▸ **Material provided**
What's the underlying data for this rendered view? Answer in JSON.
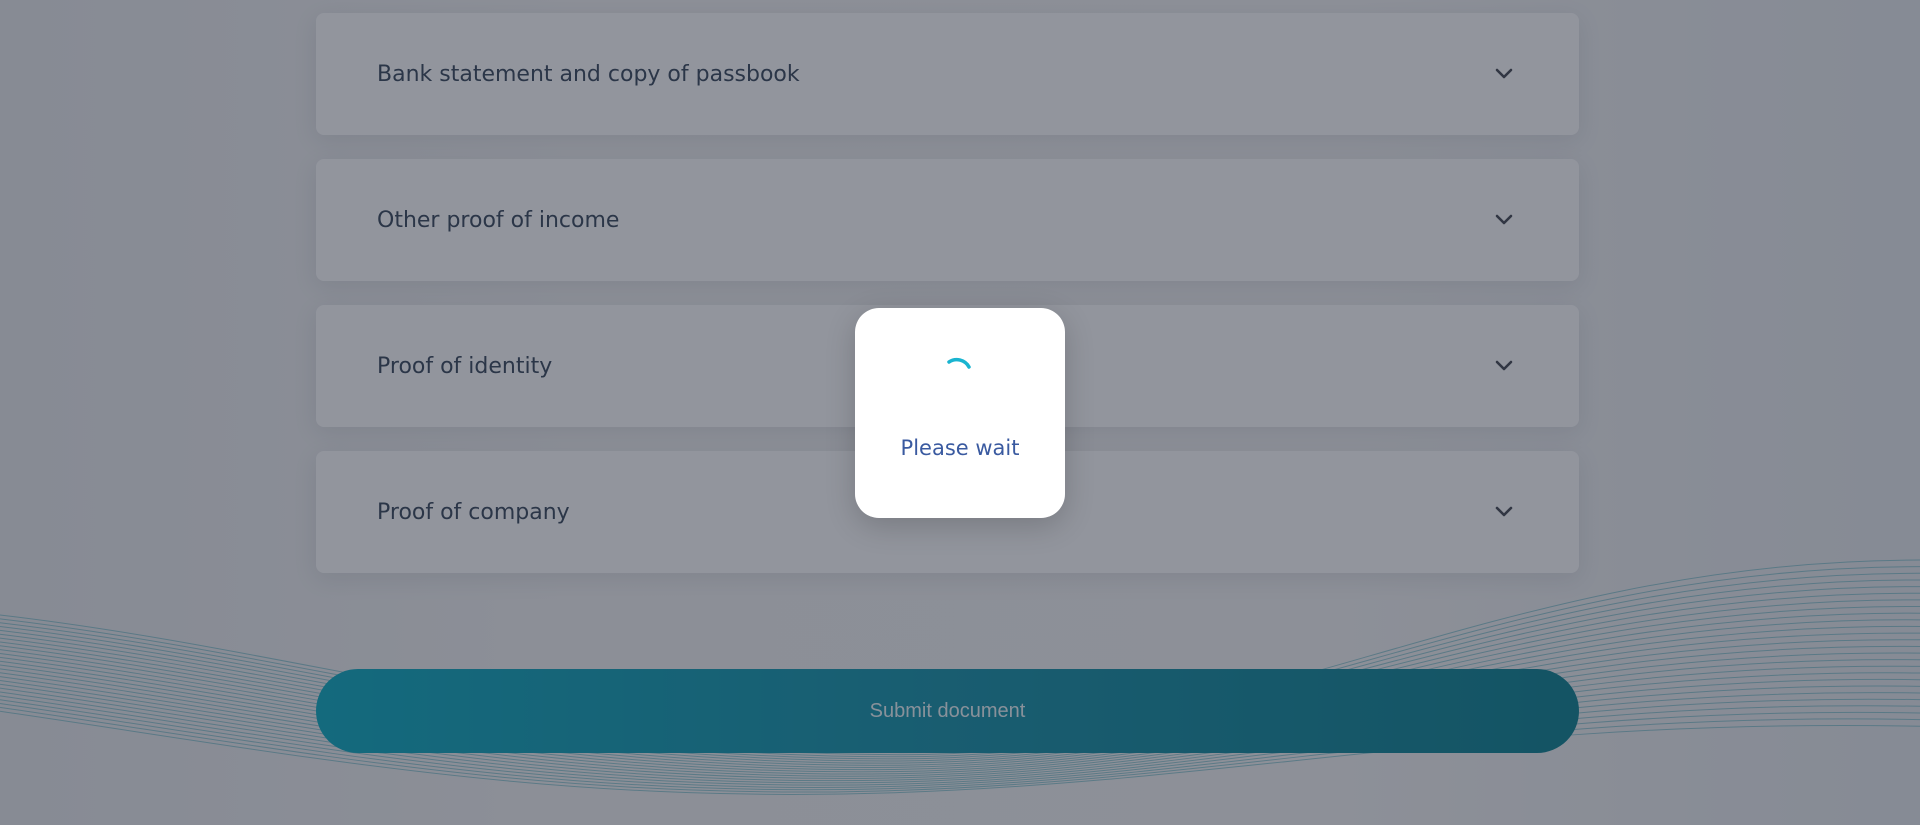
{
  "accordion": {
    "items": [
      {
        "label": "Bank statement and copy of passbook"
      },
      {
        "label": "Other proof of income"
      },
      {
        "label": "Proof of identity"
      },
      {
        "label": "Proof of company"
      }
    ]
  },
  "submit": {
    "label": "Submit document"
  },
  "loader": {
    "text": "Please wait"
  },
  "colors": {
    "accent": "#00a6bd",
    "label_text": "#2f3e52",
    "loader_text": "#3a5aa0"
  },
  "icons": {
    "chevron": "chevron-down-icon",
    "spinner": "spinner-icon"
  }
}
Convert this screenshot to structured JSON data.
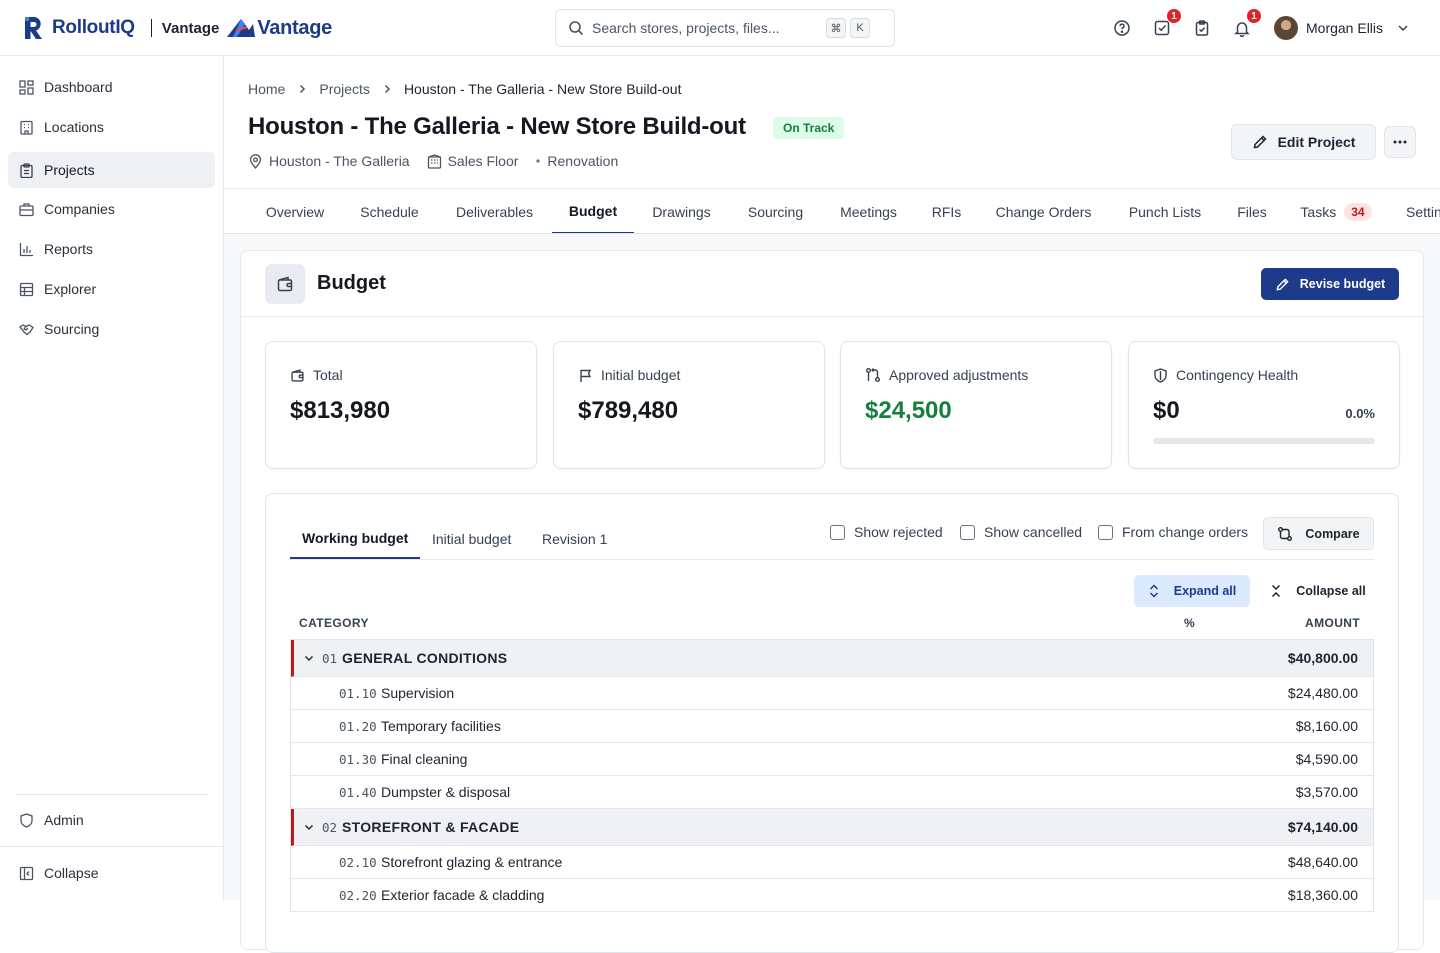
{
  "header": {
    "brand": "RolloutIQ",
    "partner_text": "Vantage",
    "partner_logo_text": "Vantage",
    "search_placeholder": "Search stores, projects, files...",
    "shortcut_keys": [
      "⌘",
      "K"
    ],
    "tasks_badge": "1",
    "notifications_badge": "1",
    "user_name": "Morgan Ellis"
  },
  "sidebar": {
    "items": [
      {
        "label": "Dashboard",
        "icon": "dashboard-icon"
      },
      {
        "label": "Locations",
        "icon": "building-icon"
      },
      {
        "label": "Projects",
        "icon": "clipboard-icon",
        "active": true
      },
      {
        "label": "Companies",
        "icon": "briefcase-icon"
      },
      {
        "label": "Reports",
        "icon": "bar-chart-icon"
      },
      {
        "label": "Explorer",
        "icon": "table-icon"
      },
      {
        "label": "Sourcing",
        "icon": "handshake-icon"
      }
    ],
    "admin_label": "Admin",
    "collapse_label": "Collapse"
  },
  "breadcrumb": [
    "Home",
    "Projects",
    "Houston - The Galleria - New Store Build-out"
  ],
  "project": {
    "title": "Houston - The Galleria - New Store Build-out",
    "status": "On Track",
    "location": "Houston - The Galleria",
    "area": "Sales Floor",
    "type": "Renovation",
    "edit_label": "Edit Project"
  },
  "tabs": [
    {
      "label": "Overview"
    },
    {
      "label": "Schedule"
    },
    {
      "label": "Deliverables"
    },
    {
      "label": "Budget",
      "active": true
    },
    {
      "label": "Drawings"
    },
    {
      "label": "Sourcing"
    },
    {
      "label": "Meetings"
    },
    {
      "label": "RFIs"
    },
    {
      "label": "Change Orders"
    },
    {
      "label": "Punch Lists"
    },
    {
      "label": "Files"
    },
    {
      "label": "Tasks",
      "count": "34"
    },
    {
      "label": "Settings"
    }
  ],
  "budget": {
    "title": "Budget",
    "revise_label": "Revise budget",
    "stats": {
      "total": {
        "label": "Total",
        "value": "$813,980"
      },
      "initial": {
        "label": "Initial budget",
        "value": "$789,480"
      },
      "adjustments": {
        "label": "Approved adjustments",
        "value": "$24,500"
      },
      "contingency": {
        "label": "Contingency Health",
        "value": "$0",
        "percent": "0.0%",
        "fill_fraction": 0
      }
    },
    "subtabs": [
      "Working budget",
      "Initial budget",
      "Revision 1"
    ],
    "filters": [
      "Show rejected",
      "Show cancelled",
      "From change orders"
    ],
    "compare_label": "Compare",
    "expand_label": "Expand all",
    "collapse_label": "Collapse all",
    "columns": {
      "category": "CATEGORY",
      "percent": "%",
      "amount": "AMOUNT"
    },
    "rows": [
      {
        "kind": "group",
        "code": "01",
        "label": "GENERAL CONDITIONS",
        "amount": "$40,800.00"
      },
      {
        "kind": "item",
        "code": "01.10",
        "label": "Supervision",
        "amount": "$24,480.00"
      },
      {
        "kind": "item",
        "code": "01.20",
        "label": "Temporary facilities",
        "amount": "$8,160.00"
      },
      {
        "kind": "item",
        "code": "01.30",
        "label": "Final cleaning",
        "amount": "$4,590.00"
      },
      {
        "kind": "item",
        "code": "01.40",
        "label": "Dumpster & disposal",
        "amount": "$3,570.00"
      },
      {
        "kind": "group",
        "code": "02",
        "label": "STOREFRONT & FACADE",
        "amount": "$74,140.00"
      },
      {
        "kind": "item",
        "code": "02.10",
        "label": "Storefront glazing & entrance",
        "amount": "$48,640.00"
      },
      {
        "kind": "item",
        "code": "02.20",
        "label": "Exterior facade & cladding",
        "amount": "$18,360.00"
      }
    ]
  },
  "colors": {
    "accent": "#1e3a8a",
    "success": "#15803d",
    "danger": "#b91c1c"
  }
}
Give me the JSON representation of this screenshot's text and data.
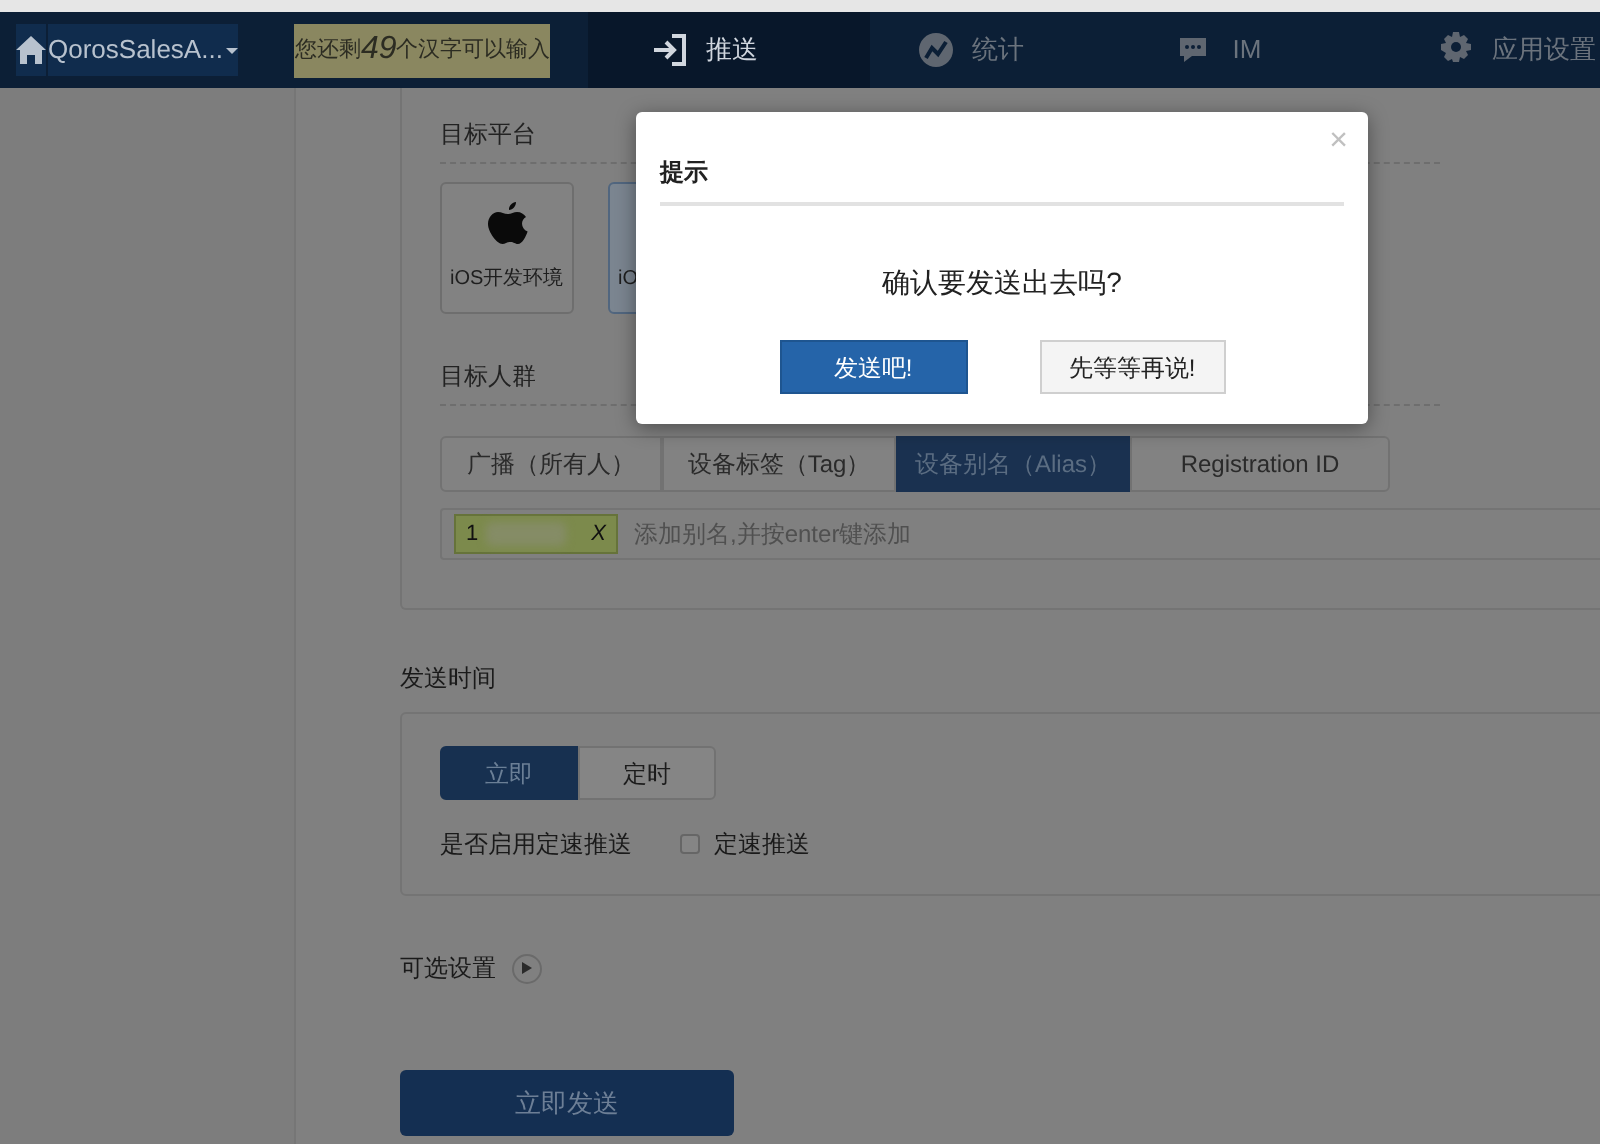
{
  "nav": {
    "app_name": "QorosSalesA...",
    "notice": {
      "before": "您还剩",
      "count": "49",
      "after": "个汉字可以输入"
    },
    "tabs": [
      {
        "label": "推送",
        "selected": true
      },
      {
        "label": "统计",
        "selected": false
      },
      {
        "label": "IM",
        "selected": false
      },
      {
        "label": "应用设置",
        "selected": false
      }
    ]
  },
  "target_platform": {
    "label": "目标平台",
    "platforms": [
      {
        "label": "iOS开发环境",
        "selected": false
      },
      {
        "label": "iO",
        "selected": true
      }
    ]
  },
  "target_audience": {
    "label": "目标人群",
    "tabs": [
      {
        "label": "广播（所有人）",
        "selected": false
      },
      {
        "label": "设备标签（Tag）",
        "selected": false
      },
      {
        "label": "设备别名（Alias）",
        "selected": true
      },
      {
        "label": "Registration ID",
        "selected": false
      }
    ],
    "alias_tag": "1",
    "alias_placeholder": "添加别名,并按enter键添加",
    "remove_tag": "X"
  },
  "send_time": {
    "label": "发送时间",
    "options": [
      {
        "label": "立即",
        "selected": true
      },
      {
        "label": "定时",
        "selected": false
      }
    ],
    "rate_label": "是否启用定速推送",
    "rate_checkbox": {
      "label": "定速推送",
      "checked": false
    }
  },
  "optional_settings": {
    "label": "可选设置",
    "expanded": false
  },
  "submit": "立即发送",
  "dialog": {
    "title": "提示",
    "close": "×",
    "message": "确认要发送出去吗?",
    "confirm": "发送吧!",
    "cancel": "先等等再说!"
  }
}
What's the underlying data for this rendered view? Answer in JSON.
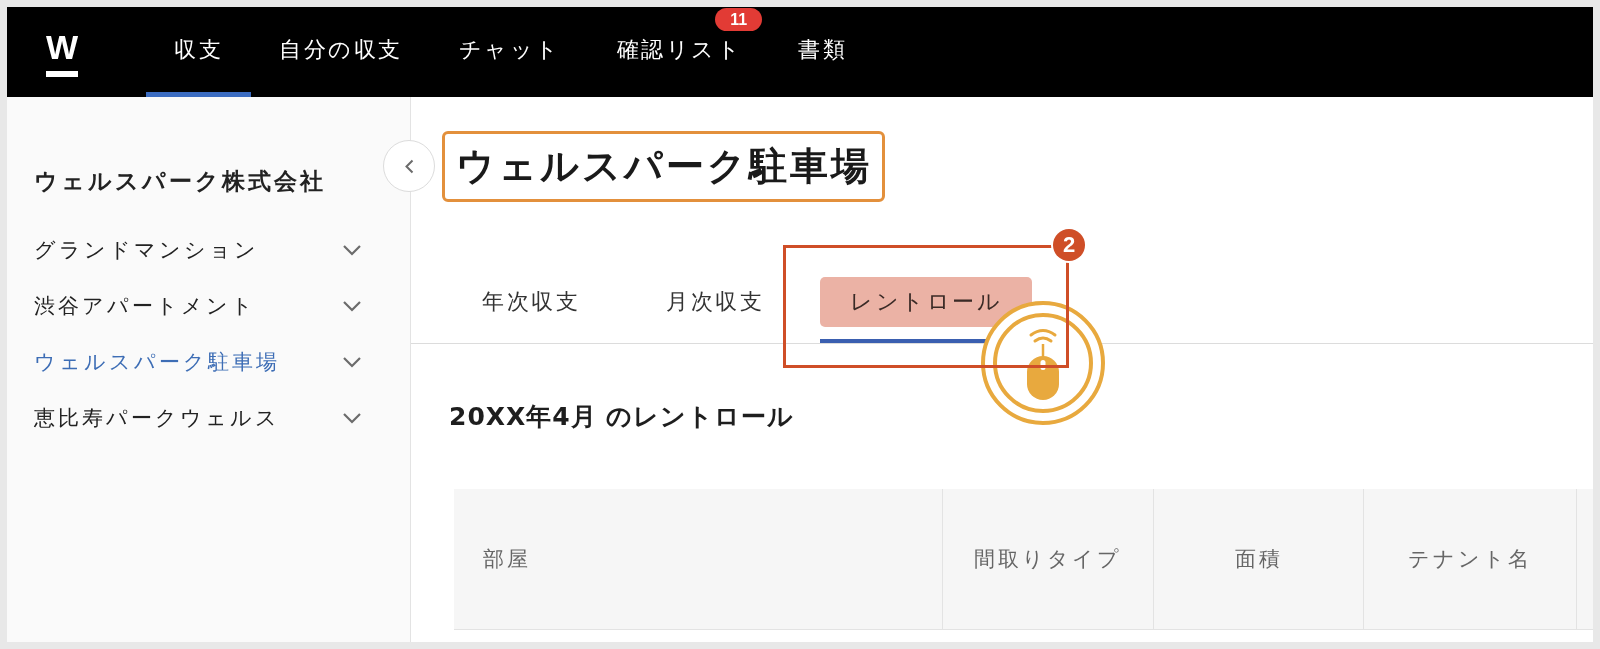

▸ **Task requirements**
Leave out all pictures, then copy the remaining material exactly.

▸ **Response below**
What's the underlying data for this rendered view? Answer in JSON.
{
  "accordion": {
    "items": [
      {
        "label": "Bank statement and copy of passbook"
      },
      {
        "label": "Other proof of income"
      },
      {
        "label": "Proof of identity"
      },
      {
        "label": "Proof of company"
      }
    ]
  },
  "submit": {
    "label": "Submit document"
  },
  "loader": {
    "text": "Please wait"
  },
  "colors": {
    "accent": "#00a6bd",
    "label_text": "#2f3e52",
    "loader_text": "#3a5aa0"
  },
  "icons": {
    "chevron": "chevron-down-icon",
    "spinner": "spinner-icon"
  }
}
Convert this screenshot to structured JSON data.
{
  "header": {
    "brand": "RolloutIQ",
    "partner_text": "Vantage",
    "partner_logo_text": "Vantage",
    "search_placeholder": "Search stores, projects, files...",
    "shortcut_keys": [
      "⌘",
      "K"
    ],
    "tasks_badge": "1",
    "notifications_badge": "1",
    "user_name": "Morgan Ellis"
  },
  "sidebar": {
    "items": [
      {
        "label": "Dashboard",
        "icon": "dashboard-icon"
      },
      {
        "label": "Locations",
        "icon": "building-icon"
      },
      {
        "label": "Projects",
        "icon": "clipboard-icon",
        "active": true
      },
      {
        "label": "Companies",
        "icon": "briefcase-icon"
      },
      {
        "label": "Reports",
        "icon": "bar-chart-icon"
      },
      {
        "label": "Explorer",
        "icon": "table-icon"
      },
      {
        "label": "Sourcing",
        "icon": "handshake-icon"
      }
    ],
    "admin_label": "Admin",
    "collapse_label": "Collapse"
  },
  "breadcrumb": [
    "Home",
    "Projects",
    "Houston - The Galleria - New Store Build-out"
  ],
  "project": {
    "title": "Houston - The Galleria - New Store Build-out",
    "status": "On Track",
    "location": "Houston - The Galleria",
    "area": "Sales Floor",
    "type": "Renovation",
    "edit_label": "Edit Project"
  },
  "tabs": [
    {
      "label": "Overview"
    },
    {
      "label": "Schedule"
    },
    {
      "label": "Deliverables"
    },
    {
      "label": "Budget",
      "active": true
    },
    {
      "label": "Drawings"
    },
    {
      "label": "Sourcing"
    },
    {
      "label": "Meetings"
    },
    {
      "label": "RFIs"
    },
    {
      "label": "Change Orders"
    },
    {
      "label": "Punch Lists"
    },
    {
      "label": "Files"
    },
    {
      "label": "Tasks",
      "count": "34"
    },
    {
      "label": "Settings"
    }
  ],
  "budget": {
    "title": "Budget",
    "revise_label": "Revise budget",
    "stats": {
      "total": {
        "label": "Total",
        "value": "$813,980"
      },
      "initial": {
        "label": "Initial budget",
        "value": "$789,480"
      },
      "adjustments": {
        "label": "Approved adjustments",
        "value": "$24,500"
      },
      "contingency": {
        "label": "Contingency Health",
        "value": "$0",
        "percent": "0.0%",
        "fill_fraction": 0
      }
    },
    "subtabs": [
      "Working budget",
      "Initial budget",
      "Revision 1"
    ],
    "filters": [
      "Show rejected",
      "Show cancelled",
      "From change orders"
    ],
    "compare_label": "Compare",
    "expand_label": "Expand all",
    "collapse_label": "Collapse all",
    "columns": {
      "category": "CATEGORY",
      "percent": "%",
      "amount": "AMOUNT"
    },
    "rows": [
      {
        "kind": "group",
        "code": "01",
        "label": "GENERAL CONDITIONS",
        "amount": "$40,800.00"
      },
      {
        "kind": "item",
        "code": "01.10",
        "label": "Supervision",
        "amount": "$24,480.00"
      },
      {
        "kind": "item",
        "code": "01.20",
        "label": "Temporary facilities",
        "amount": "$8,160.00"
      },
      {
        "kind": "item",
        "code": "01.30",
        "label": "Final cleaning",
        "amount": "$4,590.00"
      },
      {
        "kind": "item",
        "code": "01.40",
        "label": "Dumpster & disposal",
        "amount": "$3,570.00"
      },
      {
        "kind": "group",
        "code": "02",
        "label": "STOREFRONT & FACADE",
        "amount": "$74,140.00"
      },
      {
        "kind": "item",
        "code": "02.10",
        "label": "Storefront glazing & entrance",
        "amount": "$48,640.00"
      },
      {
        "kind": "item",
        "code": "02.20",
        "label": "Exterior facade & cladding",
        "amount": "$18,360.00"
      }
    ]
  },
  "colors": {
    "accent": "#1e3a8a",
    "success": "#15803d",
    "danger": "#b91c1c"
  }
}
Give me the JSON representation of this screenshot's text and data.
{
  "nav": {
    "app_name": "QorosSalesA...",
    "notice": {
      "before": "您还剩",
      "count": "49",
      "after": "个汉字可以输入"
    },
    "tabs": [
      {
        "label": "推送",
        "selected": true
      },
      {
        "label": "统计",
        "selected": false
      },
      {
        "label": "IM",
        "selected": false
      },
      {
        "label": "应用设置",
        "selected": false
      }
    ]
  },
  "target_platform": {
    "label": "目标平台",
    "platforms": [
      {
        "label": "iOS开发环境",
        "selected": false
      },
      {
        "label": "iO",
        "selected": true
      }
    ]
  },
  "target_audience": {
    "label": "目标人群",
    "tabs": [
      {
        "label": "广播（所有人）",
        "selected": false
      },
      {
        "label": "设备标签（Tag）",
        "selected": false
      },
      {
        "label": "设备别名（Alias）",
        "selected": true
      },
      {
        "label": "Registration ID",
        "selected": false
      }
    ],
    "alias_tag": "1",
    "alias_placeholder": "添加别名,并按enter键添加",
    "remove_tag": "X"
  },
  "send_time": {
    "label": "发送时间",
    "options": [
      {
        "label": "立即",
        "selected": true
      },
      {
        "label": "定时",
        "selected": false
      }
    ],
    "rate_label": "是否启用定速推送",
    "rate_checkbox": {
      "label": "定速推送",
      "checked": false
    }
  },
  "optional_settings": {
    "label": "可选设置",
    "expanded": false
  },
  "submit": "立即发送",
  "dialog": {
    "title": "提示",
    "close": "×",
    "message": "确认要发送出去吗?",
    "confirm": "发送吧!",
    "cancel": "先等等再说!"
  }
}
What's the underlying data for this rendered view? Answer in JSON.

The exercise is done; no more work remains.